Stated goal: Can you reproduce the data beneath, keeping every line exact?

---

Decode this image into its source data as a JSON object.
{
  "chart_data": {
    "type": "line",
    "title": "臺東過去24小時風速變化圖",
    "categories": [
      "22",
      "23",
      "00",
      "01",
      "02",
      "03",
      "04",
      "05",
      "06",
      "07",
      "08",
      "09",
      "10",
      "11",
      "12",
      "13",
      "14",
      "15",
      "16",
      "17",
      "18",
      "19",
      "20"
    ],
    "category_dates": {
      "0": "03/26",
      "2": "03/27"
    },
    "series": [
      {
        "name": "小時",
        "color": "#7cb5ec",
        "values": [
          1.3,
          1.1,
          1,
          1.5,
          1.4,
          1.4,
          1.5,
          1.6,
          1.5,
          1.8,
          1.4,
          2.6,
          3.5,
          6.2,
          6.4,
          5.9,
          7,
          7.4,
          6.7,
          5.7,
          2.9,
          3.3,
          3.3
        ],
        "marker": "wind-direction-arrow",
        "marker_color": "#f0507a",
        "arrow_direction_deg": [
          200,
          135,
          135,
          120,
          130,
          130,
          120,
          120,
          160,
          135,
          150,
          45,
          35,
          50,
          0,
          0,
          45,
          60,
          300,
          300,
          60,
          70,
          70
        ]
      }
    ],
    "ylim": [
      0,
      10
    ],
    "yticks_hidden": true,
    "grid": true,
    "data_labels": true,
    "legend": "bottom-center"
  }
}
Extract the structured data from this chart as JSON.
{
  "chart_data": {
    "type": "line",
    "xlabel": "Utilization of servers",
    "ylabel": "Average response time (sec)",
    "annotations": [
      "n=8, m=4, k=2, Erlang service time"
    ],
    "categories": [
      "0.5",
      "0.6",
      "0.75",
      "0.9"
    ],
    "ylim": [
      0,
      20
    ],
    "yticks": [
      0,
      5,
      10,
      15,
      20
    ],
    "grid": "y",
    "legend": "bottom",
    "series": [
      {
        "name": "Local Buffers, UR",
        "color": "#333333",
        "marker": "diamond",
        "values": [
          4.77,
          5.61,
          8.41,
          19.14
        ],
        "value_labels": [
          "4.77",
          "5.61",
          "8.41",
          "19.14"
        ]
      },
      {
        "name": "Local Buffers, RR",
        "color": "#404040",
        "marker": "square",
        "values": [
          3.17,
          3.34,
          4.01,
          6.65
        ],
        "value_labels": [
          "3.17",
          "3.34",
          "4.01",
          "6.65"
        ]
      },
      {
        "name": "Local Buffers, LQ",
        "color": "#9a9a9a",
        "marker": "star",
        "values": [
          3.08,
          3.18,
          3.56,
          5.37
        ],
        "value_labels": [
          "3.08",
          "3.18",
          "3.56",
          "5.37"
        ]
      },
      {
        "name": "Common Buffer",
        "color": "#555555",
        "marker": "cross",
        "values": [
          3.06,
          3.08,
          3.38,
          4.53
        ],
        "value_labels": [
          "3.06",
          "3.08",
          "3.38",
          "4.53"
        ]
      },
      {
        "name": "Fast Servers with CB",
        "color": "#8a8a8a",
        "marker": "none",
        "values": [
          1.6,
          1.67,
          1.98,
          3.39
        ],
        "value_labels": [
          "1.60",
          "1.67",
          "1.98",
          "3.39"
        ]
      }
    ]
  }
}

---

Solution for this exercise:
Decode this image into its source data as a JSON object.
{
  "chart_data": {
    "type": "line",
    "title": "臺東過去24小時風速變化圖",
    "categories": [
      "22",
      "23",
      "00",
      "01",
      "02",
      "03",
      "04",
      "05",
      "06",
      "07",
      "08",
      "09",
      "10",
      "11",
      "12",
      "13",
      "14",
      "15",
      "16",
      "17",
      "18",
      "19",
      "20"
    ],
    "category_dates": {
      "0": "03/26",
      "2": "03/27"
    },
    "series": [
      {
        "name": "小時",
        "color": "#7cb5ec",
        "values": [
          1.3,
          1.1,
          1,
          1.5,
          1.4,
          1.4,
          1.5,
          1.6,
          1.5,
          1.8,
          1.4,
          2.6,
          3.5,
          6.2,
          6.4,
          5.9,
          7,
          7.4,
          6.7,
          5.7,
          2.9,
          3.3,
          3.3
        ],
        "marker": "wind-direction-arrow",
        "marker_color": "#f0507a",
        "arrow_direction_deg": [
          200,
          135,
          135,
          120,
          130,
          130,
          120,
          120,
          160,
          135,
          150,
          45,
          35,
          50,
          0,
          0,
          45,
          60,
          300,
          300,
          60,
          70,
          70
        ]
      }
    ],
    "ylim": [
      0,
      10
    ],
    "yticks_hidden": true,
    "grid": true,
    "data_labels": true,
    "legend": "bottom-center"
  }
}
Extract the structured data from this chart as JSON.
{
  "chart_data": {
    "type": "line",
    "xlabel": "Utilization of servers",
    "ylabel": "Average response time (sec)",
    "annotations": [
      "n=8, m=4, k=2, Erlang service time"
    ],
    "categories": [
      "0.5",
      "0.6",
      "0.75",
      "0.9"
    ],
    "ylim": [
      0,
      20
    ],
    "yticks": [
      0,
      5,
      10,
      15,
      20
    ],
    "grid": "y",
    "legend": "bottom",
    "series": [
      {
        "name": "Local Buffers, UR",
        "color": "#333333",
        "marker": "diamond",
        "values": [
          4.77,
          5.61,
          8.41,
          19.14
        ],
        "value_labels": [
          "4.77",
          "5.61",
          "8.41",
          "19.14"
        ]
      },
      {
        "name": "Local Buffers, RR",
        "color": "#404040",
        "marker": "square",
        "values": [
          3.17,
          3.34,
          4.01,
          6.65
        ],
        "value_labels": [
          "3.17",
          "3.34",
          "4.01",
          "6.65"
        ]
      },
      {
        "name": "Local Buffers, LQ",
        "color": "#9a9a9a",
        "marker": "star",
        "values": [
          3.08,
          3.18,
          3.56,
          5.37
        ],
        "value_labels": [
          "3.08",
          "3.18",
          "3.56",
          "5.37"
        ]
      },
      {
        "name": "Common Buffer",
        "color": "#555555",
        "marker": "cross",
        "values": [
          3.06,
          3.08,
          3.38,
          4.53
        ],
        "value_labels": [
          "3.06",
          "3.08",
          "3.38",
          "4.53"
        ]
      },
      {
        "name": "Fast Servers with CB",
        "color": "#8a8a8a",
        "marker": "none",
        "values": [
          1.6,
          1.67,
          1.98,
          3.39
        ],
        "value_labels": [
          "1.60",
          "1.67",
          "1.98",
          "3.39"
        ]
      }
    ]
  }
}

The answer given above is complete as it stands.